- EXERCISE GOAL -
Copy word for word everything from the start of the records down to the line containing "- output-line: Begin emission:: [18, 454, 288, 488]", including that line.

- DATA FOR THIS TASK -
^^^^^^^^
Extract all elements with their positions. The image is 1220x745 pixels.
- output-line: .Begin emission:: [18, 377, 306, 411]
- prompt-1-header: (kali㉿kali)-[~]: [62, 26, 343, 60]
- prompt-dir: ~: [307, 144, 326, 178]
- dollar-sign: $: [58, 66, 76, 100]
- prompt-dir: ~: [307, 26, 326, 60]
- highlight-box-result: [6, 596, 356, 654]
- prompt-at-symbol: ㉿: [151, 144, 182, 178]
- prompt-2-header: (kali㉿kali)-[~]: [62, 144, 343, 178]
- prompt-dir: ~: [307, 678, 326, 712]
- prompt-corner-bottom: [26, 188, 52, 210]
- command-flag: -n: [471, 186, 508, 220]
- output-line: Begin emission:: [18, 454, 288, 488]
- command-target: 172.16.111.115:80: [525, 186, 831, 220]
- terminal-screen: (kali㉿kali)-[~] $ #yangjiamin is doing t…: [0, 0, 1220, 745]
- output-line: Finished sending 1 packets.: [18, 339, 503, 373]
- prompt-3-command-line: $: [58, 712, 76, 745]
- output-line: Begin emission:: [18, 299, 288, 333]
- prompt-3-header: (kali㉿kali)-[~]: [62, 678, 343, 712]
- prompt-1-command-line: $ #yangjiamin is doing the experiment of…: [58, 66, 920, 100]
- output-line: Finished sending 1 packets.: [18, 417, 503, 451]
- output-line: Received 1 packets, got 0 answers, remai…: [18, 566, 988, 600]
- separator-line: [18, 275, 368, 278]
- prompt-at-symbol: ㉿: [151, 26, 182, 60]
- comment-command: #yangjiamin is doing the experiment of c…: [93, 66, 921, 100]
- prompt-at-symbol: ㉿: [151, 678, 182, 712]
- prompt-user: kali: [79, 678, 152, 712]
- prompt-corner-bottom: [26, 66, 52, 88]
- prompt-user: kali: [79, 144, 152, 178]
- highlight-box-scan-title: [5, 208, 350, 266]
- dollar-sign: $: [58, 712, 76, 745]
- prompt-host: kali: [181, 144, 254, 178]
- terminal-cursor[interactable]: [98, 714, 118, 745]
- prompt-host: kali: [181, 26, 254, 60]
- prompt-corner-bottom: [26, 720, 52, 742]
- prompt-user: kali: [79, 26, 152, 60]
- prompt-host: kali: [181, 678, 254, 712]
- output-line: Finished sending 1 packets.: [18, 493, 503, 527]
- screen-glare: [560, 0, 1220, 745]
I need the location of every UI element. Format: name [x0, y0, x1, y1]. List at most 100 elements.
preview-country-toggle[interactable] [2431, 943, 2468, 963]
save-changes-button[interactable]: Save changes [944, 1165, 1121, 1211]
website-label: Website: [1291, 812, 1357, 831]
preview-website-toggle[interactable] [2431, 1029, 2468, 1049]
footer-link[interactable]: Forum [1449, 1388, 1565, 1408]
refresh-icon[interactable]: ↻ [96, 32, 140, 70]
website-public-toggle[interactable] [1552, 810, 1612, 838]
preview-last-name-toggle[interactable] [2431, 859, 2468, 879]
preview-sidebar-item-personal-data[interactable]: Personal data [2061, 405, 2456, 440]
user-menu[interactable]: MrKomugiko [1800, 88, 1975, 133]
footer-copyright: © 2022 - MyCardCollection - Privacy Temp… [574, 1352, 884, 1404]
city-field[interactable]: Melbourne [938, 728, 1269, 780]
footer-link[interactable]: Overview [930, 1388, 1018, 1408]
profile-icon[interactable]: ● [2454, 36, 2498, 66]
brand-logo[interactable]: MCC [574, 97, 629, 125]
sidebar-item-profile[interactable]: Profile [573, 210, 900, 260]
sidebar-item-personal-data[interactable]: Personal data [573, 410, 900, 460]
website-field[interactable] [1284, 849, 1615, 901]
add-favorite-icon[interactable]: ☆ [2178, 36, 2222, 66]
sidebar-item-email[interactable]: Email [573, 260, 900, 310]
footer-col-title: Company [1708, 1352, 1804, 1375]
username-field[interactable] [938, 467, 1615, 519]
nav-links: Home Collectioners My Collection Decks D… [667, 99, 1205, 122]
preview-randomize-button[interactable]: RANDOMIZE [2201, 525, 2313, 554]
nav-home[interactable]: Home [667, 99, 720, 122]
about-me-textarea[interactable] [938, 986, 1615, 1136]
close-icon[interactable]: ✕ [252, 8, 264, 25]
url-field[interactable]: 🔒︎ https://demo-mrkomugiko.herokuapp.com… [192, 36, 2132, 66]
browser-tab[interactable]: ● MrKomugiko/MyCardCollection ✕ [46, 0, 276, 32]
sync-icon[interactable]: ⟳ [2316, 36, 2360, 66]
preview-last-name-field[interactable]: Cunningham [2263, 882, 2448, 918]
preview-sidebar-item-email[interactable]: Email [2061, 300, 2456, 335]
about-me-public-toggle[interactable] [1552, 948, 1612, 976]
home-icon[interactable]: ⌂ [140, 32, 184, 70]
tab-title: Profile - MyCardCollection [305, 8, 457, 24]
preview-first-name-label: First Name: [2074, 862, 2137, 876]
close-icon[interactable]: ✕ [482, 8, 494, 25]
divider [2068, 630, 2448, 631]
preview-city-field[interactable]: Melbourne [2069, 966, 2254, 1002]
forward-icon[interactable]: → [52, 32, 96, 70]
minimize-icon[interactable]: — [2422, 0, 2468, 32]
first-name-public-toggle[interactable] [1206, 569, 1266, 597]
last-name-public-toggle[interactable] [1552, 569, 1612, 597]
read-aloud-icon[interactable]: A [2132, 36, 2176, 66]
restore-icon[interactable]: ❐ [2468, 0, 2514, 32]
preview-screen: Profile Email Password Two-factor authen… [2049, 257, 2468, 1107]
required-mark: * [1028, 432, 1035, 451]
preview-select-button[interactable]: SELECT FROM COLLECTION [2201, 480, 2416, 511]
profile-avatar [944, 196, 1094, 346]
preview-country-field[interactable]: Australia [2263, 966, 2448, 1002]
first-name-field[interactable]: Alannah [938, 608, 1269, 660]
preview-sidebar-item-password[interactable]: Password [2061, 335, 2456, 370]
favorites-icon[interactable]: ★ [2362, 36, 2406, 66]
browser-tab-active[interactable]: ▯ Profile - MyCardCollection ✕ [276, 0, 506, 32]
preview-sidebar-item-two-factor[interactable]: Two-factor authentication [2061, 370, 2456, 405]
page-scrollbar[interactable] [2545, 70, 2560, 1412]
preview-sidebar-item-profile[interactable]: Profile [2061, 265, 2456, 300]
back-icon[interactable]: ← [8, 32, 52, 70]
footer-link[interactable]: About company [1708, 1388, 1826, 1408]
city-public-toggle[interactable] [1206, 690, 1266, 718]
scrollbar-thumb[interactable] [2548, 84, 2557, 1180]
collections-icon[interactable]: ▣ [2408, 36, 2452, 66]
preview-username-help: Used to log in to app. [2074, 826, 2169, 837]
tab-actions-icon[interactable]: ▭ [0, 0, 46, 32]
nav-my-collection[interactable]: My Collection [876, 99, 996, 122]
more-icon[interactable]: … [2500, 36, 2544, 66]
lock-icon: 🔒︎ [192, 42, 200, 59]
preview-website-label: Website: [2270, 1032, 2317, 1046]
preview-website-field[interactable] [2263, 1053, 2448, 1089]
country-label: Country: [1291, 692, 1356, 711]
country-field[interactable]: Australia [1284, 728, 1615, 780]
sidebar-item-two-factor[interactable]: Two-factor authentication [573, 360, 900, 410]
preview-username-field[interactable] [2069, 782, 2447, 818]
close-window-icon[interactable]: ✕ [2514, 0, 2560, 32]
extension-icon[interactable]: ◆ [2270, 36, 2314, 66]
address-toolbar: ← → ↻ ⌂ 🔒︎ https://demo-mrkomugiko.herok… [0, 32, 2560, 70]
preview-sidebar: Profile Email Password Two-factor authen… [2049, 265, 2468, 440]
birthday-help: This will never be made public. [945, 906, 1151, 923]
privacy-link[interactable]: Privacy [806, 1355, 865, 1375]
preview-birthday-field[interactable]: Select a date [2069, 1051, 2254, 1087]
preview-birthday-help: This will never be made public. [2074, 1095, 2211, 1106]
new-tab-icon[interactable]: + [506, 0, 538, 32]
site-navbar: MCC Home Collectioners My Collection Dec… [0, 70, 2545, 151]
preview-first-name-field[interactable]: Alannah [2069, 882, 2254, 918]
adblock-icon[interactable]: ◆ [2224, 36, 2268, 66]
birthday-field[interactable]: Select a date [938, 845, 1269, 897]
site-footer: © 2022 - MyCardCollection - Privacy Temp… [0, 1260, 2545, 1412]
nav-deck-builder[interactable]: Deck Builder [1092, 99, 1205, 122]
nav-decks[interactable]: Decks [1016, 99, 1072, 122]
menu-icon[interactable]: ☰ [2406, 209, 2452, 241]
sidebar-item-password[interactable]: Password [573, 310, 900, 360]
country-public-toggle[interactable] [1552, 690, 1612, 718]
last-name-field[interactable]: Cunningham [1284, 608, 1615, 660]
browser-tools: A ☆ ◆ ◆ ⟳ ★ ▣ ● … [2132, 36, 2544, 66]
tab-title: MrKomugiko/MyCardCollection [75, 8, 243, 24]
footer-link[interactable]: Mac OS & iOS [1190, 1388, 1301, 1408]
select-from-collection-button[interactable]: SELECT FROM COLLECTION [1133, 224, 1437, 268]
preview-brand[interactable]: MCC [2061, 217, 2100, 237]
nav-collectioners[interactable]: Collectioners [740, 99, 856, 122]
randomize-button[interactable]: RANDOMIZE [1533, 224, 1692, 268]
^^^^^^^^
- RESPONSE BELOW -
Extract all elements with their positions. The image is 1220x745 pixels.
- output-line: .Begin emission:: [18, 377, 306, 411]
- prompt-1-header: (kali㉿kali)-[~]: [62, 26, 343, 60]
- prompt-dir: ~: [307, 144, 326, 178]
- dollar-sign: $: [58, 66, 76, 100]
- prompt-dir: ~: [307, 26, 326, 60]
- highlight-box-result: [6, 596, 356, 654]
- prompt-at-symbol: ㉿: [151, 144, 182, 178]
- prompt-2-header: (kali㉿kali)-[~]: [62, 144, 343, 178]
- prompt-dir: ~: [307, 678, 326, 712]
- prompt-corner-bottom: [26, 188, 52, 210]
- command-flag: -n: [471, 186, 508, 220]
- output-line: Begin emission:: [18, 454, 288, 488]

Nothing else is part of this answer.